(DATA ENTRIES)
◆ ◆ ◆

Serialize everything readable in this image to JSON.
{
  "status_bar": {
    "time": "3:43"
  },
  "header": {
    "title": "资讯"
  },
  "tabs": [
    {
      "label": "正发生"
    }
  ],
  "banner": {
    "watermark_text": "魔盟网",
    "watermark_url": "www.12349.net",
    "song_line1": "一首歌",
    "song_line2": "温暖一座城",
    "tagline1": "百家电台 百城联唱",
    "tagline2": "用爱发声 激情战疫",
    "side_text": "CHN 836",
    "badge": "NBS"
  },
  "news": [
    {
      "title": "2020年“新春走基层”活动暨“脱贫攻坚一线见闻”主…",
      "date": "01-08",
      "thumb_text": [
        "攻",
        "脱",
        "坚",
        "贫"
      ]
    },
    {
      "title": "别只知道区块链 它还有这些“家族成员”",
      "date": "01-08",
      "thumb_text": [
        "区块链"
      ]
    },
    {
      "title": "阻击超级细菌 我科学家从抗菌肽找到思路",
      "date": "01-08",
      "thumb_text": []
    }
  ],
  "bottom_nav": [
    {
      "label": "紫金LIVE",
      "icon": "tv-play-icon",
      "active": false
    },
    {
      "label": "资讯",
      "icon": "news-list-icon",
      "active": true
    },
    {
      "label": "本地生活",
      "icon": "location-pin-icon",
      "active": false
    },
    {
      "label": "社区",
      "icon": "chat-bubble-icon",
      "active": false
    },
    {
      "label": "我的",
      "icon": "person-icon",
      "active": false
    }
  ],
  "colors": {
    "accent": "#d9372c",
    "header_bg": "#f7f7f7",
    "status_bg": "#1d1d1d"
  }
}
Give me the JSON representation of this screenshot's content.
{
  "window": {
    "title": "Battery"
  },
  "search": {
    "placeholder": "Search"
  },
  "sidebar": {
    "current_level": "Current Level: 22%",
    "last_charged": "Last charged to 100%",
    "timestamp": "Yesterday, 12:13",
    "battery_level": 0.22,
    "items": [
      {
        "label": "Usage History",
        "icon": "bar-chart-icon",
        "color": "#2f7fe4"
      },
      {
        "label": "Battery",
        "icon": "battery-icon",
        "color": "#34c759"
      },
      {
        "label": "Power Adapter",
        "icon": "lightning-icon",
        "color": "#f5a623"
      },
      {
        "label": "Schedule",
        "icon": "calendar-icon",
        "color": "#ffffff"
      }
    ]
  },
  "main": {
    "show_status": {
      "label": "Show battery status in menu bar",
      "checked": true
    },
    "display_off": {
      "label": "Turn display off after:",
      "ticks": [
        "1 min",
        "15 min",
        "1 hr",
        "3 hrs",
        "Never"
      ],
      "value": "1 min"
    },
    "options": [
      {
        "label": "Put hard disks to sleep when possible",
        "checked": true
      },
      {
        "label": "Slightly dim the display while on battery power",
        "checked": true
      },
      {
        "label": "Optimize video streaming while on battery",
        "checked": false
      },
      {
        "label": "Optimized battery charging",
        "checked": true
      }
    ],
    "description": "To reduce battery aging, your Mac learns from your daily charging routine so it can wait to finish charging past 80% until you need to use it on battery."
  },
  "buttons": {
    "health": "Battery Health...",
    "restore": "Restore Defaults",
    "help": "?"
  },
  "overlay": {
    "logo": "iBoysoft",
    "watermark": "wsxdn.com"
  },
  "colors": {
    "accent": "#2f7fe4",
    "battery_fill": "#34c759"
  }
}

◆ ◆ ◆

(PROBLEM)
Across the data above, how many lines include the word "while"? Give only the count.

(ANSWER TO THE TASK)
2